[Recorded data]
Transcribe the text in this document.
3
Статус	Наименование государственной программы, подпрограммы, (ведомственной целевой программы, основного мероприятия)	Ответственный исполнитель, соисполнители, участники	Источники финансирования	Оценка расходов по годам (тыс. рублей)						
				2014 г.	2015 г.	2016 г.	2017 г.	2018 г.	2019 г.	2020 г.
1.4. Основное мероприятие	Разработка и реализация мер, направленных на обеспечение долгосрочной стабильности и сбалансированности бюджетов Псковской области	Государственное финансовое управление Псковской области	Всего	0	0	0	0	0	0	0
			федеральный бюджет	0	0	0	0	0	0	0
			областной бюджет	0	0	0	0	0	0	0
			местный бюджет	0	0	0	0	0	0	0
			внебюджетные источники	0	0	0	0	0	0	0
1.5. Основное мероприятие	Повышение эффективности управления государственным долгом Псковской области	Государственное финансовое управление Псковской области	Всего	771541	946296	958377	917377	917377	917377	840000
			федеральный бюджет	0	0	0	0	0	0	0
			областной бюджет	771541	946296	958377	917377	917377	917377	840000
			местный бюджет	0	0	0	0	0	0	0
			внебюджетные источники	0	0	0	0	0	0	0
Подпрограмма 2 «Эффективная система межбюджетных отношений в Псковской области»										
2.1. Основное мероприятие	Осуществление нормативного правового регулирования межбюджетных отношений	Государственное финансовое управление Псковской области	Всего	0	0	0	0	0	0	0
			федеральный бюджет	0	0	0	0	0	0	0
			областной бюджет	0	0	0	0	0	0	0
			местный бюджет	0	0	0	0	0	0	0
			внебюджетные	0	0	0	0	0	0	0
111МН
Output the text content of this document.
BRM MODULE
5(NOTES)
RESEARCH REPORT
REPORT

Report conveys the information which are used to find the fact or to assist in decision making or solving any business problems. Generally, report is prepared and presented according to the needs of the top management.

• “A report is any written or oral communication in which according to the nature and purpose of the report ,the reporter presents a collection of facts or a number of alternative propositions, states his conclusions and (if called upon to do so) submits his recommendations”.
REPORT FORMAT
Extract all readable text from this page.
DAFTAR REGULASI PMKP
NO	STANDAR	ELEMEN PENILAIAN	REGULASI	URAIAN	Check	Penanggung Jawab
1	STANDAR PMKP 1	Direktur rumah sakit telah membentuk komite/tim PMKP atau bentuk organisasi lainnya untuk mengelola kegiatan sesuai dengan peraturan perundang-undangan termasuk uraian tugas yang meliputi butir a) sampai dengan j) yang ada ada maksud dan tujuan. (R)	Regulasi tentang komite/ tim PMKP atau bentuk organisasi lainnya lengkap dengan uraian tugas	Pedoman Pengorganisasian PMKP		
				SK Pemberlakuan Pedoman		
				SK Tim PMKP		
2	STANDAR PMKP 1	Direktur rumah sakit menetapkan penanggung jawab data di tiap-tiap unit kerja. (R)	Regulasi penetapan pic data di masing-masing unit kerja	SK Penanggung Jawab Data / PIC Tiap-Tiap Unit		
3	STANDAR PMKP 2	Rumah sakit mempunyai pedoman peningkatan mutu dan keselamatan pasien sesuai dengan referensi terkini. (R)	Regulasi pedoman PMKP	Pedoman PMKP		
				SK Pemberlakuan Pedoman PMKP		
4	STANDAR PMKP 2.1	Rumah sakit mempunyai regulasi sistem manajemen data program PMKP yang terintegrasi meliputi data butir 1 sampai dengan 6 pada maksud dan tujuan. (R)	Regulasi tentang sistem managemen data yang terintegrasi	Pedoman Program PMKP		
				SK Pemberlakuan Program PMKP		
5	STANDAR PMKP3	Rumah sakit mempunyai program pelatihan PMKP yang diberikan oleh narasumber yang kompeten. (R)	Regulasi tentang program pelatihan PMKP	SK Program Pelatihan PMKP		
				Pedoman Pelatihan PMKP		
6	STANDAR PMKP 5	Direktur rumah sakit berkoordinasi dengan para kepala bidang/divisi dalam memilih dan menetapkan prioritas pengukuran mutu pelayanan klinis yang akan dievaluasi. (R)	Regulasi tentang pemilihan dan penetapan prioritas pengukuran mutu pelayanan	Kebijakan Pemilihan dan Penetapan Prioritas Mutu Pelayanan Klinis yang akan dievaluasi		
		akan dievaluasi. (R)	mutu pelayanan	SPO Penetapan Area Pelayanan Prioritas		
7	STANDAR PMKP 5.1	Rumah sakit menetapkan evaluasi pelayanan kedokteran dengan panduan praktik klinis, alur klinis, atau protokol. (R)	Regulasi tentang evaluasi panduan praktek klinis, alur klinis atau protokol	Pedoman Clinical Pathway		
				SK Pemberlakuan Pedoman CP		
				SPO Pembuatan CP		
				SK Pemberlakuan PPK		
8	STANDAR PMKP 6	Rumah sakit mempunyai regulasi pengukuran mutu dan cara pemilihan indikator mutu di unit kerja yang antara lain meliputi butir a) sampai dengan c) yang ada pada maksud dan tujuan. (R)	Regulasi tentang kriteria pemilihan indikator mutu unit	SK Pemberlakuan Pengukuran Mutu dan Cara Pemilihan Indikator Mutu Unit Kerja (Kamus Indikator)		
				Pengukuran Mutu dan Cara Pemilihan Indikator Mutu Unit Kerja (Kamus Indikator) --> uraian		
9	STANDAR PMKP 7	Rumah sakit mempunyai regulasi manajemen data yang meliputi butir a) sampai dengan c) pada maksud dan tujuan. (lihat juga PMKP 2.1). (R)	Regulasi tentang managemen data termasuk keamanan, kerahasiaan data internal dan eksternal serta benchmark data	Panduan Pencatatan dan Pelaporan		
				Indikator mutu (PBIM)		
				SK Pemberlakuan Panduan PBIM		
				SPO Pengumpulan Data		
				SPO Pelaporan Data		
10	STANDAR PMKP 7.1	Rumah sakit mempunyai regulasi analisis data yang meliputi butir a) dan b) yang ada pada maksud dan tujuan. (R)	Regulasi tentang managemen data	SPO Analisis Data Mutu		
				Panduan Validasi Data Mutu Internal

_What is asked_
Print the records above exactly as they appear.

_Reply_
Transcribe the text in this document.
3
Статус	Наименование государственной программы, подпрограммы, (ведомственной целевой программы, основного мероприятия)	Ответственный исполнитель, соисполнители, участники	Источники финансирования	Оценка расходов по годам (тыс. рублей)						
				2014 г.	2015 г.	2016 г.	2017 г.	2018 г.	2019 г.	2020 г.
1.4. Основное мероприятие	Разработка и реализация мер, направленных на обеспечение долгосрочной стабильности и сбалансированности бюджетов Псковской области	Государственное финансовое управление Псковской области	Всего	0	0	0	0	0	0	0
			федеральный бюджет	0	0	0	0	0	0	0
			областной бюджет	0	0	0	0	0	0	0
			местный бюджет	0	0	0	0	0	0	0
			внебюджетные источники	0	0	0	0	0	0	0
1.5. Основное мероприятие	Повышение эффективности управления государственным долгом Псковской области	Государственное финансовое управление Псковской области	Всего	771541	946296	958377	917377	917377	917377	840000
			федеральный бюджет	0	0	0	0	0	0	0
			областной бюджет	771541	946296	958377	917377	917377	917377	840000
			местный бюджет	0	0	0	0	0	0	0
			внебюджетные источники	0	0	0	0	0	0	0
Подпрограмма 2 «Эффективная система межбюджетных отношений в Псковской области»										
2.1. Основное мероприятие	Осуществление нормативного правового регулирования межбюджетных отношений	Государственное финансовое управление Псковской области	Всего	0	0	0	0	0	0	0
			федеральный бюджет	0	0	0	0	0	0	0
			областной бюджет	0	0	0	0	0	0	0
			местный бюджет	0	0	0	0	0	0	0
			внебюджетные	0	0	0	0	0	0	0
111МН
Output the text content of this document.
BRM MODULE
5(NOTES)
RESEARCH REPORT
REPORT

Report conveys the information which are used to find the fact or to assist in decision making or solving any business problems. Generally, report is prepared and presented according to the needs of the top management.

• “A report is any written or oral communication in which according to the nature and purpose of the report ,the reporter presents a collection of facts or a number of alternative propositions, states his conclusions and (if called upon to do so) submits his recommendations”.
REPORT FORMAT
Extract all readable text from this page.
DAFTAR REGULASI PMKP
NO	STANDAR	ELEMEN PENILAIAN	REGULASI	URAIAN	Check	Penanggung Jawab
1	STANDAR PMKP 1	Direktur rumah sakit telah membentuk komite/tim PMKP atau bentuk organisasi lainnya untuk mengelola kegiatan sesuai dengan peraturan perundang-undangan termasuk uraian tugas yang meliputi butir a) sampai dengan j) yang ada ada maksud dan tujuan. (R)	Regulasi tentang komite/ tim PMKP atau bentuk organisasi lainnya lengkap dengan uraian tugas	Pedoman Pengorganisasian PMKP		
				SK Pemberlakuan Pedoman		
				SK Tim PMKP		
2	STANDAR PMKP 1	Direktur rumah sakit menetapkan penanggung jawab data di tiap-tiap unit kerja. (R)	Regulasi penetapan pic data di masing-masing unit kerja	SK Penanggung Jawab Data / PIC Tiap-Tiap Unit		
3	STANDAR PMKP 2	Rumah sakit mempunyai pedoman peningkatan mutu dan keselamatan pasien sesuai dengan referensi terkini. (R)	Regulasi pedoman PMKP	Pedoman PMKP		
				SK Pemberlakuan Pedoman PMKP		
4	STANDAR PMKP 2.1	Rumah sakit mempunyai regulasi sistem manajemen data program PMKP yang terintegrasi meliputi data butir 1 sampai dengan 6 pada maksud dan tujuan. (R)	Regulasi tentang sistem managemen data yang terintegrasi	Pedoman Program PMKP		
				SK Pemberlakuan Program PMKP		
5	STANDAR PMKP3	Rumah sakit mempunyai program pelatihan PMKP yang diberikan oleh narasumber yang kompeten. (R)	Regulasi tentang program pelatihan PMKP	SK Program Pelatihan PMKP		
				Pedoman Pelatihan PMKP		
6	STANDAR PMKP 5	Direktur rumah sakit berkoordinasi dengan para kepala bidang/divisi dalam memilih dan menetapkan prioritas pengukuran mutu pelayanan klinis yang akan dievaluasi. (R)	Regulasi tentang pemilihan dan penetapan prioritas pengukuran mutu pelayanan	Kebijakan Pemilihan dan Penetapan Prioritas Mutu Pelayanan Klinis yang akan dievaluasi		
		akan dievaluasi. (R)	mutu pelayanan	SPO Penetapan Area Pelayanan Prioritas		
7	STANDAR PMKP 5.1	Rumah sakit menetapkan evaluasi pelayanan kedokteran dengan panduan praktik klinis, alur klinis, atau protokol. (R)	Regulasi tentang evaluasi panduan praktek klinis, alur klinis atau protokol	Pedoman Clinical Pathway		
				SK Pemberlakuan Pedoman CP		
				SPO Pembuatan CP		
				SK Pemberlakuan PPK		
8	STANDAR PMKP 6	Rumah sakit mempunyai regulasi pengukuran mutu dan cara pemilihan indikator mutu di unit kerja yang antara lain meliputi butir a) sampai dengan c) yang ada pada maksud dan tujuan. (R)	Regulasi tentang kriteria pemilihan indikator mutu unit	SK Pemberlakuan Pengukuran Mutu dan Cara Pemilihan Indikator Mutu Unit Kerja (Kamus Indikator)		
				Pengukuran Mutu dan Cara Pemilihan Indikator Mutu Unit Kerja (Kamus Indikator) --> uraian		
9	STANDAR PMKP 7	Rumah sakit mempunyai regulasi manajemen data yang meliputi butir a) sampai dengan c) pada maksud dan tujuan. (lihat juga PMKP 2.1). (R)	Regulasi tentang managemen data termasuk keamanan, kerahasiaan data internal dan eksternal serta benchmark data	Panduan Pencatatan dan Pelaporan		
				Indikator mutu (PBIM)		
				SK Pemberlakuan Panduan PBIM		
				SPO Pengumpulan Data		
				SPO Pelaporan Data		
10	STANDAR PMKP 7.1	Rumah sakit mempunyai regulasi analisis data yang meliputi butir a) dan b) yang ada pada maksud dan tujuan. (R)	Regulasi tentang managemen data	SPO Analisis Data Mutu		
				Panduan Validasi Data Mutu Internal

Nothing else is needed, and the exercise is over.